§ Task details
The listing must be reproduced in full, exactly as it stands.

§ Raw data
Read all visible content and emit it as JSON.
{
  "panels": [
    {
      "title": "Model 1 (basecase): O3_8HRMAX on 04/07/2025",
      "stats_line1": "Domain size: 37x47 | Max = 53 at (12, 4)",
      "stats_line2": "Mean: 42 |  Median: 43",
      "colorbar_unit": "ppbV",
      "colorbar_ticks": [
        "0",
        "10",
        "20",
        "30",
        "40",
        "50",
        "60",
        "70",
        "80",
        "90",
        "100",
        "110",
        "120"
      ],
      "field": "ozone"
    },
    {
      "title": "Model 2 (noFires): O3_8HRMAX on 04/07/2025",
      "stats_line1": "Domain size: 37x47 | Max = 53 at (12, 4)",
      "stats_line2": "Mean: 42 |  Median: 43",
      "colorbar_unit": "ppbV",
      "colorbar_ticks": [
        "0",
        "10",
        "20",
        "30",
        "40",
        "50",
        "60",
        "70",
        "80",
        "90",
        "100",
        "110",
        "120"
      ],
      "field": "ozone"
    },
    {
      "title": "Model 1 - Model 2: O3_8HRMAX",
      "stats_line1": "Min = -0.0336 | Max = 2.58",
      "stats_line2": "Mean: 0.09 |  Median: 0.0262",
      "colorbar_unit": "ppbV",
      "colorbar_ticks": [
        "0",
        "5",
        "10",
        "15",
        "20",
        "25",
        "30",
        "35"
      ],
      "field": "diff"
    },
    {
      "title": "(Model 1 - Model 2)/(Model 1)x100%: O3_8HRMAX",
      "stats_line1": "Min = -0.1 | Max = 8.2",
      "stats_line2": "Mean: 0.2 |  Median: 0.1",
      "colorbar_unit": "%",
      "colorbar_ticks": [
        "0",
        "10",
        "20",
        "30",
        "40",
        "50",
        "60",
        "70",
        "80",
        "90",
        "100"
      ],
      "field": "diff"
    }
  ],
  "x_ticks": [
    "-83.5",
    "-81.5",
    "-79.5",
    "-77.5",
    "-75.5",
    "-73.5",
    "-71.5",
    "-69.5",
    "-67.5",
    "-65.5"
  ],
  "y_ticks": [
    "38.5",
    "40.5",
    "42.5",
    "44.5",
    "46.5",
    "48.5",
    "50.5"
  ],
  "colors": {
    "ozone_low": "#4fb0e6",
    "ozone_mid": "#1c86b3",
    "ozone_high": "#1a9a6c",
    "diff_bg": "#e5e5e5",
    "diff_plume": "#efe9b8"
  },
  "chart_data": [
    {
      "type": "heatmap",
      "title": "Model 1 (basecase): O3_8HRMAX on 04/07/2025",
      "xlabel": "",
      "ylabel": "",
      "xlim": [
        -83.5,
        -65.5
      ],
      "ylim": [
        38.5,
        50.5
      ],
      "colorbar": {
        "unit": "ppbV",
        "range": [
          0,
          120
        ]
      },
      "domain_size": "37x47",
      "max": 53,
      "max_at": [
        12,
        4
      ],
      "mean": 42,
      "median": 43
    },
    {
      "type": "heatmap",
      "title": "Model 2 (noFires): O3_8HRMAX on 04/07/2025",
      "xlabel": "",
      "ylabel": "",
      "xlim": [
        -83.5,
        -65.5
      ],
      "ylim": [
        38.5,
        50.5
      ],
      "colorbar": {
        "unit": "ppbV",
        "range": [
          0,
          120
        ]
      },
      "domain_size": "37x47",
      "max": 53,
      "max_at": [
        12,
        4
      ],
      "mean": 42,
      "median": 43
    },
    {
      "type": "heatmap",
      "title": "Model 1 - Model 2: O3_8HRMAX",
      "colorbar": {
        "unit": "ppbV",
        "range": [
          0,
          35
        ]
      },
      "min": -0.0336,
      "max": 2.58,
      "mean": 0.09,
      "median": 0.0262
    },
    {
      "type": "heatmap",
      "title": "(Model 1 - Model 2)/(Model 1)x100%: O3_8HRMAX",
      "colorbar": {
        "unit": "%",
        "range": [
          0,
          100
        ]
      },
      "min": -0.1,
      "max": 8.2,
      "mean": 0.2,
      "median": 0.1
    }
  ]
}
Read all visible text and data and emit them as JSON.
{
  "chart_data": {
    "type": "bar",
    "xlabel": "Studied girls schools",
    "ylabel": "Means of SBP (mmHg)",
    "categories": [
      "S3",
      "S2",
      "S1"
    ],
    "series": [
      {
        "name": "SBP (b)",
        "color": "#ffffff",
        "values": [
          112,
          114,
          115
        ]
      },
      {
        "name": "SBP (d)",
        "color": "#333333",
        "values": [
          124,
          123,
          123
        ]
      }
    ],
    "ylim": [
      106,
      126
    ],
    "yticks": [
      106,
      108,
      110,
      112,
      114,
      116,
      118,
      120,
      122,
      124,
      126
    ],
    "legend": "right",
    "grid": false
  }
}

§ The result
Read all visible content and emit it as JSON.
{
  "panels": [
    {
      "title": "Model 1 (basecase): O3_8HRMAX on 04/07/2025",
      "stats_line1": "Domain size: 37x47 | Max = 53 at (12, 4)",
      "stats_line2": "Mean: 42 |  Median: 43",
      "colorbar_unit": "ppbV",
      "colorbar_ticks": [
        "0",
        "10",
        "20",
        "30",
        "40",
        "50",
        "60",
        "70",
        "80",
        "90",
        "100",
        "110",
        "120"
      ],
      "field": "ozone"
    },
    {
      "title": "Model 2 (noFires): O3_8HRMAX on 04/07/2025",
      "stats_line1": "Domain size: 37x47 | Max = 53 at (12, 4)",
      "stats_line2": "Mean: 42 |  Median: 43",
      "colorbar_unit": "ppbV",
      "colorbar_ticks": [
        "0",
        "10",
        "20",
        "30",
        "40",
        "50",
        "60",
        "70",
        "80",
        "90",
        "100",
        "110",
        "120"
      ],
      "field": "ozone"
    },
    {
      "title": "Model 1 - Model 2: O3_8HRMAX",
      "stats_line1": "Min = -0.0336 | Max = 2.58",
      "stats_line2": "Mean: 0.09 |  Median: 0.0262",
      "colorbar_unit": "ppbV",
      "colorbar_ticks": [
        "0",
        "5",
        "10",
        "15",
        "20",
        "25",
        "30",
        "35"
      ],
      "field": "diff"
    },
    {
      "title": "(Model 1 - Model 2)/(Model 1)x100%: O3_8HRMAX",
      "stats_line1": "Min = -0.1 | Max = 8.2",
      "stats_line2": "Mean: 0.2 |  Median: 0.1",
      "colorbar_unit": "%",
      "colorbar_ticks": [
        "0",
        "10",
        "20",
        "30",
        "40",
        "50",
        "60",
        "70",
        "80",
        "90",
        "100"
      ],
      "field": "diff"
    }
  ],
  "x_ticks": [
    "-83.5",
    "-81.5",
    "-79.5",
    "-77.5",
    "-75.5",
    "-73.5",
    "-71.5",
    "-69.5",
    "-67.5",
    "-65.5"
  ],
  "y_ticks": [
    "38.5",
    "40.5",
    "42.5",
    "44.5",
    "46.5",
    "48.5",
    "50.5"
  ],
  "colors": {
    "ozone_low": "#4fb0e6",
    "ozone_mid": "#1c86b3",
    "ozone_high": "#1a9a6c",
    "diff_bg": "#e5e5e5",
    "diff_plume": "#efe9b8"
  },
  "chart_data": [
    {
      "type": "heatmap",
      "title": "Model 1 (basecase): O3_8HRMAX on 04/07/2025",
      "xlabel": "",
      "ylabel": "",
      "xlim": [
        -83.5,
        -65.5
      ],
      "ylim": [
        38.5,
        50.5
      ],
      "colorbar": {
        "unit": "ppbV",
        "range": [
          0,
          120
        ]
      },
      "domain_size": "37x47",
      "max": 53,
      "max_at": [
        12,
        4
      ],
      "mean": 42,
      "median": 43
    },
    {
      "type": "heatmap",
      "title": "Model 2 (noFires): O3_8HRMAX on 04/07/2025",
      "xlabel": "",
      "ylabel": "",
      "xlim": [
        -83.5,
        -65.5
      ],
      "ylim": [
        38.5,
        50.5
      ],
      "colorbar": {
        "unit": "ppbV",
        "range": [
          0,
          120
        ]
      },
      "domain_size": "37x47",
      "max": 53,
      "max_at": [
        12,
        4
      ],
      "mean": 42,
      "median": 43
    },
    {
      "type": "heatmap",
      "title": "Model 1 - Model 2: O3_8HRMAX",
      "colorbar": {
        "unit": "ppbV",
        "range": [
          0,
          35
        ]
      },
      "min": -0.0336,
      "max": 2.58,
      "mean": 0.09,
      "median": 0.0262
    },
    {
      "type": "heatmap",
      "title": "(Model 1 - Model 2)/(Model 1)x100%: O3_8HRMAX",
      "colorbar": {
        "unit": "%",
        "range": [
          0,
          100
        ]
      },
      "min": -0.1,
      "max": 8.2,
      "mean": 0.2,
      "median": 0.1
    }
  ]
}
Read all visible text and data and emit them as JSON.
{
  "chart_data": {
    "type": "bar",
    "xlabel": "Studied girls schools",
    "ylabel": "Means of SBP (mmHg)",
    "categories": [
      "S3",
      "S2",
      "S1"
    ],
    "series": [
      {
        "name": "SBP (b)",
        "color": "#ffffff",
        "values": [
          112,
          114,
          115
        ]
      },
      {
        "name": "SBP (d)",
        "color": "#333333",
        "values": [
          124,
          123,
          123
        ]
      }
    ],
    "ylim": [
      106,
      126
    ],
    "yticks": [
      106,
      108,
      110,
      112,
      114,
      116,
      118,
      120,
      122,
      124,
      126
    ],
    "legend": "right",
    "grid": false
  }
}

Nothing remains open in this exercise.